:: WHAT IS EXPECTED ::
Every line in the material below that includes "name" should be copied.

-*-

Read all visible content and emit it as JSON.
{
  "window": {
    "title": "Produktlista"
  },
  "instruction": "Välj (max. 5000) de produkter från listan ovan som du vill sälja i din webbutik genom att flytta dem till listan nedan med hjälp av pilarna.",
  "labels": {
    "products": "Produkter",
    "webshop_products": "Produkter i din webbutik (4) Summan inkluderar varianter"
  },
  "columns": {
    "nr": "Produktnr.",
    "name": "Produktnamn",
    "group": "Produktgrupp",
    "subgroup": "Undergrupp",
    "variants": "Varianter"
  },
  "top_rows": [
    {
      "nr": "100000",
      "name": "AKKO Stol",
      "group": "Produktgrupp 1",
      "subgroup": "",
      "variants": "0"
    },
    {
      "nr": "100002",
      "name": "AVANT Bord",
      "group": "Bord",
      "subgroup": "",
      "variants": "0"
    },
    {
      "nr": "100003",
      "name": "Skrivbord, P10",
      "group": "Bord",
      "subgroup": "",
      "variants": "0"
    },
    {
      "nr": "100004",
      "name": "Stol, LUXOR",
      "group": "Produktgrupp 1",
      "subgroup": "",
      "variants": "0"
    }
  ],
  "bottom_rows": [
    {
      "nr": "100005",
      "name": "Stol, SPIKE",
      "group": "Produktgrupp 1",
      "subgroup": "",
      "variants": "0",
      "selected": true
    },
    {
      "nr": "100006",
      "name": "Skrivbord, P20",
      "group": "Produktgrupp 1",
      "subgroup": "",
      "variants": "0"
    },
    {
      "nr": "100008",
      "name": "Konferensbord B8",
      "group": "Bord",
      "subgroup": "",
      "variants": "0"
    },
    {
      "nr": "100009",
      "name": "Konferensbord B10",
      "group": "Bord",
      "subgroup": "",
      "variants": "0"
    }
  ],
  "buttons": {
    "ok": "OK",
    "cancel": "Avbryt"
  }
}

-*-

:: ANSWER TO THIS EXERCISE ::
    "name": "Produktnamn",
      "name": "AKKO Stol",
      "name": "AVANT Bord",
      "name": "Skrivbord, P10",
      "name": "Stol, LUXOR",
      "name": "Stol, SPIKE",
      "name": "Skrivbord, P20",
      "name": "Konferensbord B8",
      "name": "Konferensbord B10",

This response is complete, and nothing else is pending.